[START OF The data]
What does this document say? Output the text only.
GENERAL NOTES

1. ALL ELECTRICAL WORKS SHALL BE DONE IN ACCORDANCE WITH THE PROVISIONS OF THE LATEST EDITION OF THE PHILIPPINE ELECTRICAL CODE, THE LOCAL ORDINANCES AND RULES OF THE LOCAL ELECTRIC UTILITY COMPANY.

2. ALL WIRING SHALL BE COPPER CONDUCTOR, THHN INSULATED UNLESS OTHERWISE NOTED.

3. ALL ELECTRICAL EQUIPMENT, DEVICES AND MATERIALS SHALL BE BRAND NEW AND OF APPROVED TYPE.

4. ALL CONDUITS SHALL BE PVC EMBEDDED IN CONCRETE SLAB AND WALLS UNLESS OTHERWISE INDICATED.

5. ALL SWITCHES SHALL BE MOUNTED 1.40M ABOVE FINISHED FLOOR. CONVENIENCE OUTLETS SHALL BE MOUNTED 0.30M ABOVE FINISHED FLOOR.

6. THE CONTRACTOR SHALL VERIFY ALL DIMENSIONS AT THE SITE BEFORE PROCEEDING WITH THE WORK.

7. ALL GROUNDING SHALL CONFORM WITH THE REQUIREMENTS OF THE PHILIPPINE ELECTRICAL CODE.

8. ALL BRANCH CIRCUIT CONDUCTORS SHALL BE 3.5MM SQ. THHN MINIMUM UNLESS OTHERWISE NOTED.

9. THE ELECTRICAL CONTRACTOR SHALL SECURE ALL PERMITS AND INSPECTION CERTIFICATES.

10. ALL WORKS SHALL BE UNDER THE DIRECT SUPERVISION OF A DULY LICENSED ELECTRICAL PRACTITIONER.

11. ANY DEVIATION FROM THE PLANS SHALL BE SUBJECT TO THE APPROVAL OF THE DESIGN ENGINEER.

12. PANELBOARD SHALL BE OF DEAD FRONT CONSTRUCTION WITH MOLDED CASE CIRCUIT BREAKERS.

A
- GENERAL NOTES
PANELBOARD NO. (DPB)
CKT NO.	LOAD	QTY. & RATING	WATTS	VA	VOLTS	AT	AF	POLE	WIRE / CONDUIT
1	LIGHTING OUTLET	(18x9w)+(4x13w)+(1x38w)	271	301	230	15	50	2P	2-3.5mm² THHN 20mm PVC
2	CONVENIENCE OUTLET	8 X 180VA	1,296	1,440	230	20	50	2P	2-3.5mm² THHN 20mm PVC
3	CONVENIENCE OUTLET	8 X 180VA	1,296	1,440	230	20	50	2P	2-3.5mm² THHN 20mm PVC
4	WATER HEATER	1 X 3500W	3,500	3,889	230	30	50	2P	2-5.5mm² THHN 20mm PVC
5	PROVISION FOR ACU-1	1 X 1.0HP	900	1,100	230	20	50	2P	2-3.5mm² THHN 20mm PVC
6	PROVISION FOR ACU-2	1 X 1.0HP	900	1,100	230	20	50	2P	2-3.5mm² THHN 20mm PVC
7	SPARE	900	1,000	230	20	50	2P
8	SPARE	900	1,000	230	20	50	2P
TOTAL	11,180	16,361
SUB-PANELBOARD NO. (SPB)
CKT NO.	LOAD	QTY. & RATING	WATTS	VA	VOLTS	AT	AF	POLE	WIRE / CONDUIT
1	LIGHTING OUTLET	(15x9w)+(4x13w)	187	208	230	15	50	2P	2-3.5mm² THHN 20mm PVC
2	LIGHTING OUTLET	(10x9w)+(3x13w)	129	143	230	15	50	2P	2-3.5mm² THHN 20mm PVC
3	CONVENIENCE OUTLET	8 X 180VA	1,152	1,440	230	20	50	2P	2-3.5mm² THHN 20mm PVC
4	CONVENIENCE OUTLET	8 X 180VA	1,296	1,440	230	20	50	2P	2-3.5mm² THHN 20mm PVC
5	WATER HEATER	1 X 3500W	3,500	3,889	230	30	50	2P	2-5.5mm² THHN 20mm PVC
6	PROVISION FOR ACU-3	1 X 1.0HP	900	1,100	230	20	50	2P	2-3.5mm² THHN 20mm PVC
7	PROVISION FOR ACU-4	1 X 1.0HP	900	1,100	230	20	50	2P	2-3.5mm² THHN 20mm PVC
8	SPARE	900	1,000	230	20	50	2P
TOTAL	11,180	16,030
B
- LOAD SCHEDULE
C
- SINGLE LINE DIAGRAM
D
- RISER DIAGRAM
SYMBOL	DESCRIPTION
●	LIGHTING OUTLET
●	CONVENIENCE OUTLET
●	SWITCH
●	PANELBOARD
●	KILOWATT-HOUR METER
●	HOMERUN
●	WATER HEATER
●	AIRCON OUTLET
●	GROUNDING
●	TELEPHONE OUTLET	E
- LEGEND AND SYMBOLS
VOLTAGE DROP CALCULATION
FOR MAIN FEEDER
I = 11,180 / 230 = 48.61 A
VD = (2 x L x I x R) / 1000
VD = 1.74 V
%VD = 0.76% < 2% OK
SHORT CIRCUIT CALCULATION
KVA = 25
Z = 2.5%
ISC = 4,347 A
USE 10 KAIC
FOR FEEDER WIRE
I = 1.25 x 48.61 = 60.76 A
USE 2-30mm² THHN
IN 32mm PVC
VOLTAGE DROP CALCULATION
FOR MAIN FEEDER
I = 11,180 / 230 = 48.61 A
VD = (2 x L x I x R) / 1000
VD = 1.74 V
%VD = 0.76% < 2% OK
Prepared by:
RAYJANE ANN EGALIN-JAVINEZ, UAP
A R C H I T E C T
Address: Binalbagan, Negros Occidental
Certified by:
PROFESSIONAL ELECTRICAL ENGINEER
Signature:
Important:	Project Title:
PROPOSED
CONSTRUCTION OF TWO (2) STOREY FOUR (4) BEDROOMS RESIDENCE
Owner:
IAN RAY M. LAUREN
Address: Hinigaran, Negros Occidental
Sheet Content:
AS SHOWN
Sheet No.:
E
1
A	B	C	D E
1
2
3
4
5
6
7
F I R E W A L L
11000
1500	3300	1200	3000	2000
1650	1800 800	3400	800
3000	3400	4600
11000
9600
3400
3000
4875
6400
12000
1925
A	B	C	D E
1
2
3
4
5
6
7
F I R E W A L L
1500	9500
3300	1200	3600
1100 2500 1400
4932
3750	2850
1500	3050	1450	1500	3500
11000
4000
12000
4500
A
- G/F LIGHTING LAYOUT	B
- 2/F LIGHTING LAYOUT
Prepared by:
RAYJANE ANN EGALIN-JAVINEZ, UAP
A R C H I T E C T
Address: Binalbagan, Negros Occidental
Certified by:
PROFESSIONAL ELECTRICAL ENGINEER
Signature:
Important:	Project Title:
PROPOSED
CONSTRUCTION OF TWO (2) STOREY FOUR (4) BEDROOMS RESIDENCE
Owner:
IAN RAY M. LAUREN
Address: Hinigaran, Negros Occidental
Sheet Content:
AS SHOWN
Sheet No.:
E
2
[END OF The data]
* Task requirements *
Work through the listing above and report how many lines include the string "OTHERWISE", with no other text.

* Task output *
3